### Input data
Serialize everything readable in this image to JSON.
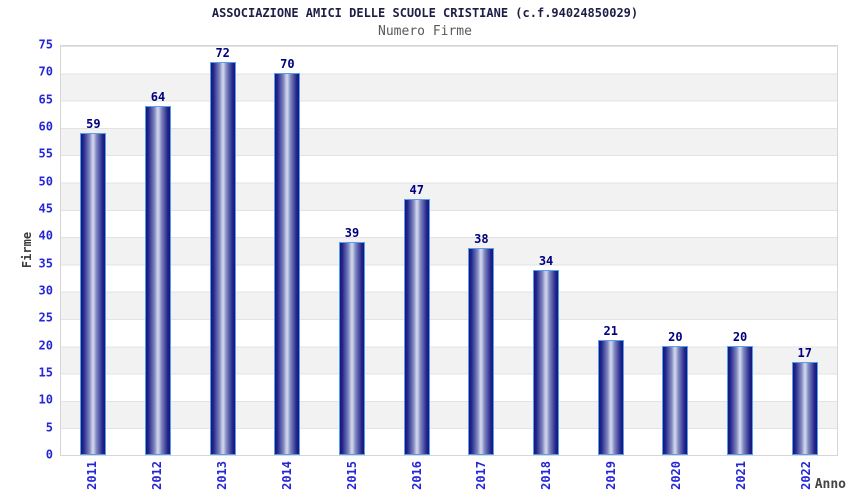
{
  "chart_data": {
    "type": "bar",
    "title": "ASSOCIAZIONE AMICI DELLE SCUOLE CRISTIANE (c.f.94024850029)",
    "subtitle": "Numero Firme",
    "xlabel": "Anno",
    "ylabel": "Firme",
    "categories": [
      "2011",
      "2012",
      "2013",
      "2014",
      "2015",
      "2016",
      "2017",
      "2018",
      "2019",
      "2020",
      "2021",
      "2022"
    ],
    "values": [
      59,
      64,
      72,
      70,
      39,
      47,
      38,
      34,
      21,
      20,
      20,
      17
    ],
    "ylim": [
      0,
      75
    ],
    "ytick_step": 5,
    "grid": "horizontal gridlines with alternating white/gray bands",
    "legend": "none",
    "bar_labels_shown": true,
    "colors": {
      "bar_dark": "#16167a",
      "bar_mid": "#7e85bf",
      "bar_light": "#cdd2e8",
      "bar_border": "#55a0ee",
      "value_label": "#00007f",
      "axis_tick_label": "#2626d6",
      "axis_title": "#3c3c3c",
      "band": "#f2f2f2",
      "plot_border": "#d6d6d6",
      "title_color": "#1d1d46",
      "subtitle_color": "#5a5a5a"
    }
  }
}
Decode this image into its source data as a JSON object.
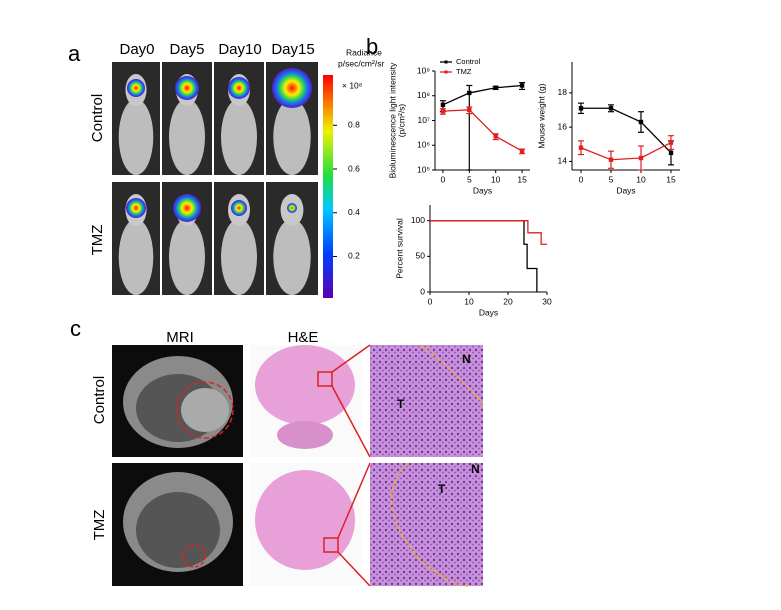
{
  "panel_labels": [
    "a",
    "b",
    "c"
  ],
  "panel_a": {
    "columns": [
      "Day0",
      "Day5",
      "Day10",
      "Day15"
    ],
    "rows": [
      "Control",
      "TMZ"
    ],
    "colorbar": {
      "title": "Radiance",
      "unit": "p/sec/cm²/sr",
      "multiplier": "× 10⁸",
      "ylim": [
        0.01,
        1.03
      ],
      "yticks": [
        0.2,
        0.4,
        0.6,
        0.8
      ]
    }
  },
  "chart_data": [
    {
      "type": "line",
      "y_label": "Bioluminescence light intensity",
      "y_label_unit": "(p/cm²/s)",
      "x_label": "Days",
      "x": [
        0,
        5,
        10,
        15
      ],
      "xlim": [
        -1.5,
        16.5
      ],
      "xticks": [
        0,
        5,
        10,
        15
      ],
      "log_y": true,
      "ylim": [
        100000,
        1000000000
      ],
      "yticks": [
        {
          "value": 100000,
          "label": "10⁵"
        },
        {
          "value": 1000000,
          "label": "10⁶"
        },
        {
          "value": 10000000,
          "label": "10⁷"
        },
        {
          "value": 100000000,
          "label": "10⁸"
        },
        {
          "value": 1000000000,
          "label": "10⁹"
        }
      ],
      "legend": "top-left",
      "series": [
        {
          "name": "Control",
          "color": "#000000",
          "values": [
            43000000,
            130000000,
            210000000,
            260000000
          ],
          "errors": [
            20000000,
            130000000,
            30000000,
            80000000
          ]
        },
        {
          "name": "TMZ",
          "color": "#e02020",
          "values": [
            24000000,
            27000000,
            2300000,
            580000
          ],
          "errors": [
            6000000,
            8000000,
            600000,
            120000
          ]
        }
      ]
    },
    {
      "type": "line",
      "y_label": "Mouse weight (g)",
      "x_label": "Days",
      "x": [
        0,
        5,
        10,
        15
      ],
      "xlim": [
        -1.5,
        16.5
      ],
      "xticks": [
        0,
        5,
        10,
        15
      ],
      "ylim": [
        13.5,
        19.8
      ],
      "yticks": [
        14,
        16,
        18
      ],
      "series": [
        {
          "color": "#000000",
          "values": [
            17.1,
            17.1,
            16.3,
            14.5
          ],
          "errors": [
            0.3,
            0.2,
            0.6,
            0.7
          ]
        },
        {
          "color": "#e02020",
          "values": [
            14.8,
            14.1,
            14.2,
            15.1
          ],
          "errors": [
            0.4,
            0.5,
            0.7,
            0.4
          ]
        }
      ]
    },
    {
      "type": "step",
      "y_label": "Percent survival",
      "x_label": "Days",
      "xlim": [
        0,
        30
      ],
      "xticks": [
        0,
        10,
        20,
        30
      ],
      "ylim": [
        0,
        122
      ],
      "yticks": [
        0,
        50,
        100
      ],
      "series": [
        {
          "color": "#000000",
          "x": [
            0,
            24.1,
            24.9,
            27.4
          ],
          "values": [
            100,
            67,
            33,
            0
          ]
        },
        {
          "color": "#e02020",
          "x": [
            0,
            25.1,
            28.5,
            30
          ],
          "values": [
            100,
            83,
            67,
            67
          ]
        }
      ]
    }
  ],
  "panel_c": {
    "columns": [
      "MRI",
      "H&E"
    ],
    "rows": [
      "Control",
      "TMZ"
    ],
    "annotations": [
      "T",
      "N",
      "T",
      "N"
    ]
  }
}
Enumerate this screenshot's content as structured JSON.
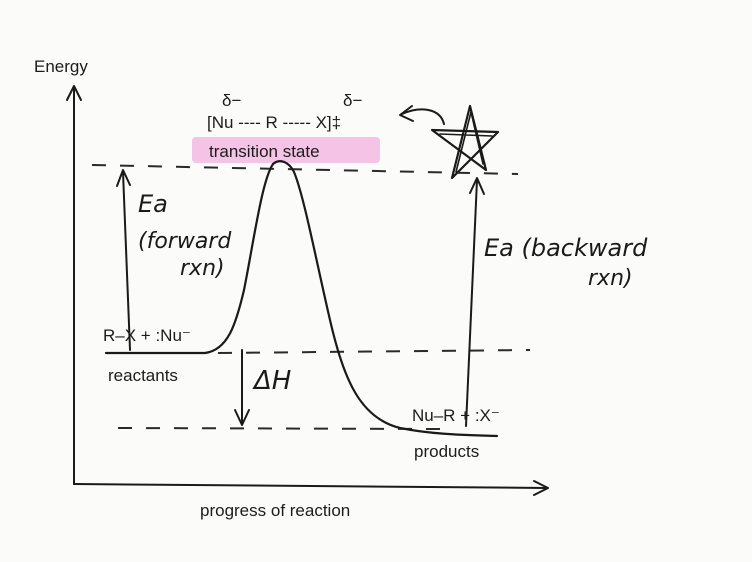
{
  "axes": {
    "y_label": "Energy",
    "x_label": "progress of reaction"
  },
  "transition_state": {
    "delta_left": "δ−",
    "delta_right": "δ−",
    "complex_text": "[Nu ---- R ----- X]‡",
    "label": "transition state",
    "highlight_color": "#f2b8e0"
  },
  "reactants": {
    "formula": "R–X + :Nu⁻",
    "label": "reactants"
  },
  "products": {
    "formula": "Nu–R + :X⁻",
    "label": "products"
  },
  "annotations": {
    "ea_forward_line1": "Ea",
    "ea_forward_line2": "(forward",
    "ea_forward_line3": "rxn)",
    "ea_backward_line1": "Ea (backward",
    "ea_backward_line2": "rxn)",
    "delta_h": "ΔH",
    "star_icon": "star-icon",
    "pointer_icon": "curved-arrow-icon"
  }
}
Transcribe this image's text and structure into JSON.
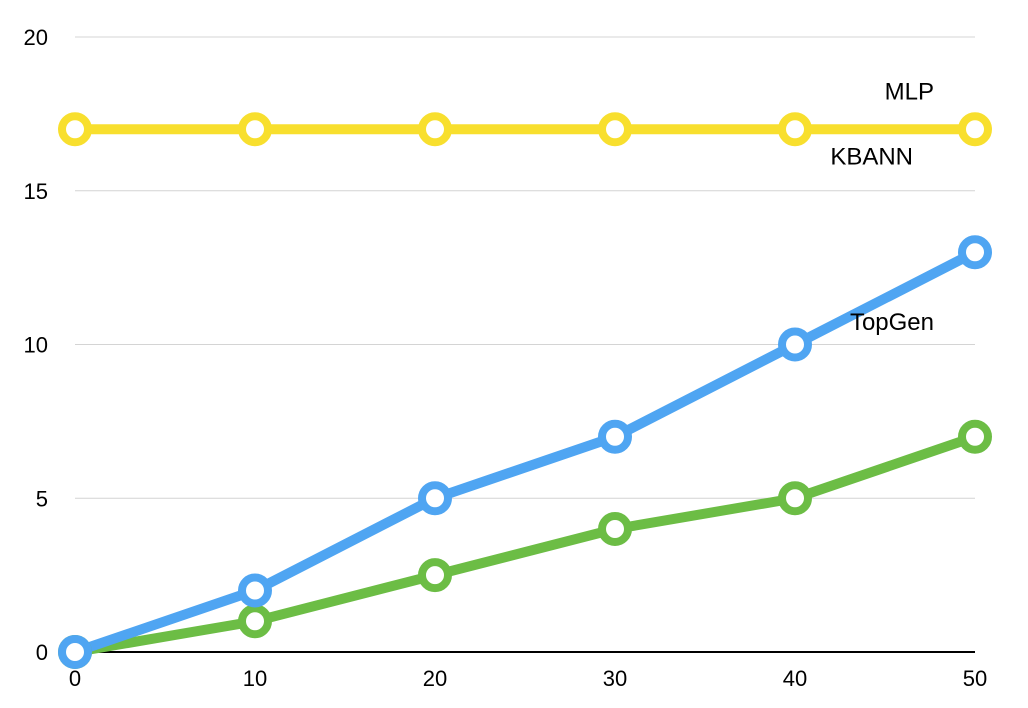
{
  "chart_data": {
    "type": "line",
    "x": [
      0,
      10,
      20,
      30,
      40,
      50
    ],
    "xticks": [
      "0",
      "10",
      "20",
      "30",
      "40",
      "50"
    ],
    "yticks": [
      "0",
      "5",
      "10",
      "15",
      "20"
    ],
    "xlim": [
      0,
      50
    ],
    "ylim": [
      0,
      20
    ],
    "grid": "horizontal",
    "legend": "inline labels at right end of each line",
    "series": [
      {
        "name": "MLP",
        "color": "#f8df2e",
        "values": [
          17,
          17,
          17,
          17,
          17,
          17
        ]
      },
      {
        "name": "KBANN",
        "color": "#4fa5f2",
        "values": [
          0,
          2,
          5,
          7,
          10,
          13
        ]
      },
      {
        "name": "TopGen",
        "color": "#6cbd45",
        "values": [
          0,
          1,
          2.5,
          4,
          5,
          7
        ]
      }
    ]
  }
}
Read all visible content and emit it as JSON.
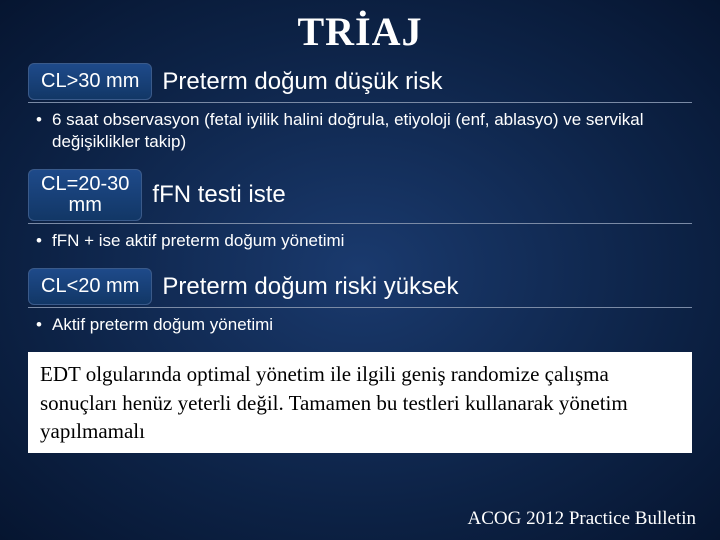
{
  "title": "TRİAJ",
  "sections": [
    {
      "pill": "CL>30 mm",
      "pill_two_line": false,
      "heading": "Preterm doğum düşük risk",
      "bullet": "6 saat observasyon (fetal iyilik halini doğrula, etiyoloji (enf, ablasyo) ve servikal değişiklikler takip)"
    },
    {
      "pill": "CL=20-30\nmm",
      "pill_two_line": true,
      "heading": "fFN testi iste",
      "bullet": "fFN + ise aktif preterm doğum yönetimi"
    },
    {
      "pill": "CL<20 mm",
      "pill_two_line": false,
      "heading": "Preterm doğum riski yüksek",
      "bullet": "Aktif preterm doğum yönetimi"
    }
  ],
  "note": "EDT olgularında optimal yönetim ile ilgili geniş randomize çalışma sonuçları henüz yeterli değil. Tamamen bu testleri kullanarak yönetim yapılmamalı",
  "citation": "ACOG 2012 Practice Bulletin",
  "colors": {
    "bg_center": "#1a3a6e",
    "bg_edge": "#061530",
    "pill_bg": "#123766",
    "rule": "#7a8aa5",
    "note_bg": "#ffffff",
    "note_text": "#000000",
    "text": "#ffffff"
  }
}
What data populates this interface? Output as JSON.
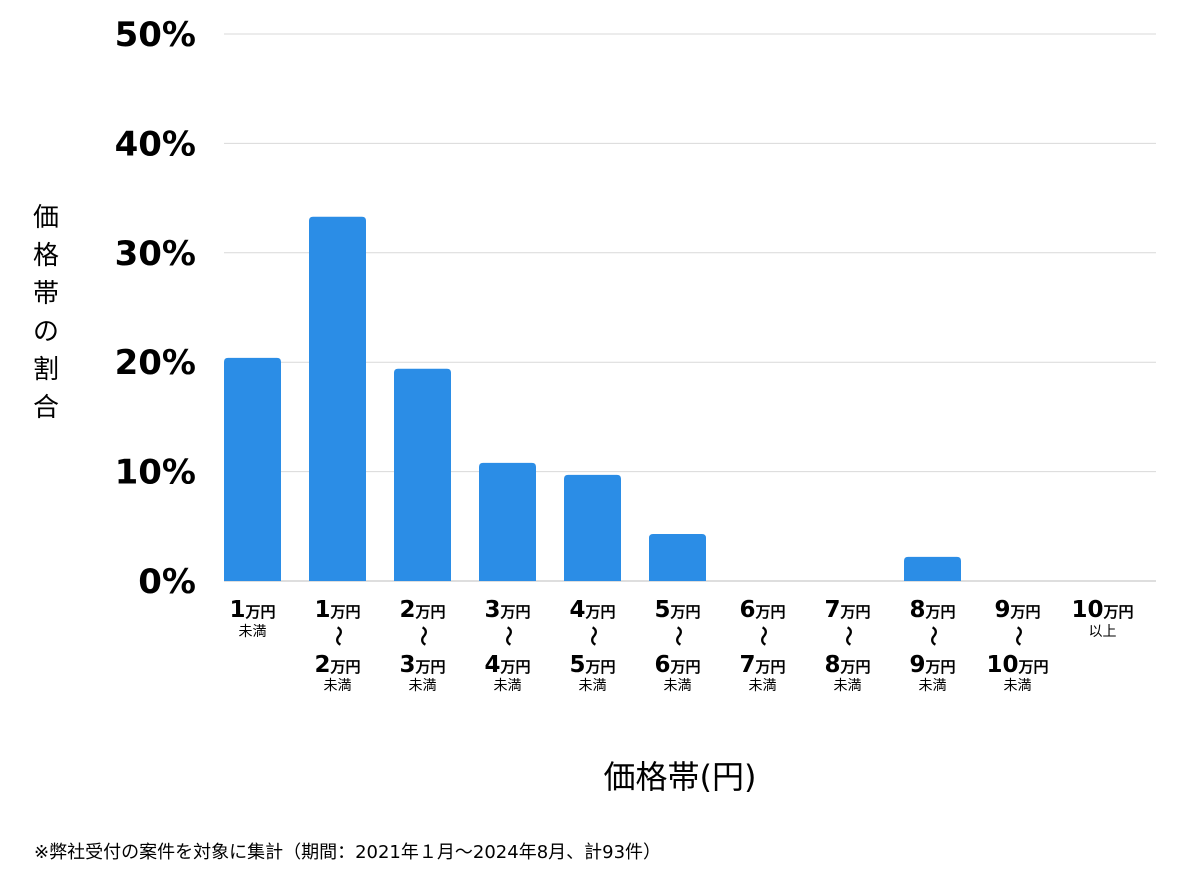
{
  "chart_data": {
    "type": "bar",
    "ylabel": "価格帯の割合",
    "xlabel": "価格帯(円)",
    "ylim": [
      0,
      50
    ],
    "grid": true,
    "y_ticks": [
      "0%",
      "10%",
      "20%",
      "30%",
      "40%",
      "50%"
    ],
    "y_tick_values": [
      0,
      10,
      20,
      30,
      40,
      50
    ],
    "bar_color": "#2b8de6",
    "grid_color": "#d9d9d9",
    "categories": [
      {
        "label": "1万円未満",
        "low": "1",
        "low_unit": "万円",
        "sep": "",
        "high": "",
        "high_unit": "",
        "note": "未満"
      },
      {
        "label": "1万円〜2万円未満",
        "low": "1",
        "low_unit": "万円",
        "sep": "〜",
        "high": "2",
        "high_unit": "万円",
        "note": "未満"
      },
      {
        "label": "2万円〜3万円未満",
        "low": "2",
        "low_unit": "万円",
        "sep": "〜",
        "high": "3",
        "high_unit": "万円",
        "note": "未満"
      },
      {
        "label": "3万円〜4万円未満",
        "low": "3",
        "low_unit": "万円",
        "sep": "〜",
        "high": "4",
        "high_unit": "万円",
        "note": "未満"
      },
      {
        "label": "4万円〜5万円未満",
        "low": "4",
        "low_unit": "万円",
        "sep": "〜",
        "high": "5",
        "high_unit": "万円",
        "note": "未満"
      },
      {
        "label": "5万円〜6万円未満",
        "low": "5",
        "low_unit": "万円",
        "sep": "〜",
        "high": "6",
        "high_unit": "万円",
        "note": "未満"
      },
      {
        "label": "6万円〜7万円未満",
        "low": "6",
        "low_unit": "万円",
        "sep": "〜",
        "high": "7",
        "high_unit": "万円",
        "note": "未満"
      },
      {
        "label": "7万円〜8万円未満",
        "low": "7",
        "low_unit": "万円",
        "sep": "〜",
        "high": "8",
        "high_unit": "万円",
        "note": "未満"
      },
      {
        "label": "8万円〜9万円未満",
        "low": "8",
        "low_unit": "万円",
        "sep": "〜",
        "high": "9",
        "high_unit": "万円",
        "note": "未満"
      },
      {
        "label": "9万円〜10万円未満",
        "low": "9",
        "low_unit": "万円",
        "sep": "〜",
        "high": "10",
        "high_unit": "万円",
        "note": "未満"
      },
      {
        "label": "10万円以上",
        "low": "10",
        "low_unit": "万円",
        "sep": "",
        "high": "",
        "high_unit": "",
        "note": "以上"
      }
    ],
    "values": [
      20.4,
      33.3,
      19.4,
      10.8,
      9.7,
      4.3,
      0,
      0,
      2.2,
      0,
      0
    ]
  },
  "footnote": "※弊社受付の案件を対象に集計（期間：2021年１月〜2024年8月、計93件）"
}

### What is being asked
Pull out each line of the entries that contains "content".

### Exercise response
Enumerate this screenshot's content as structured JSON.
Read all visible content and emit it as JSON.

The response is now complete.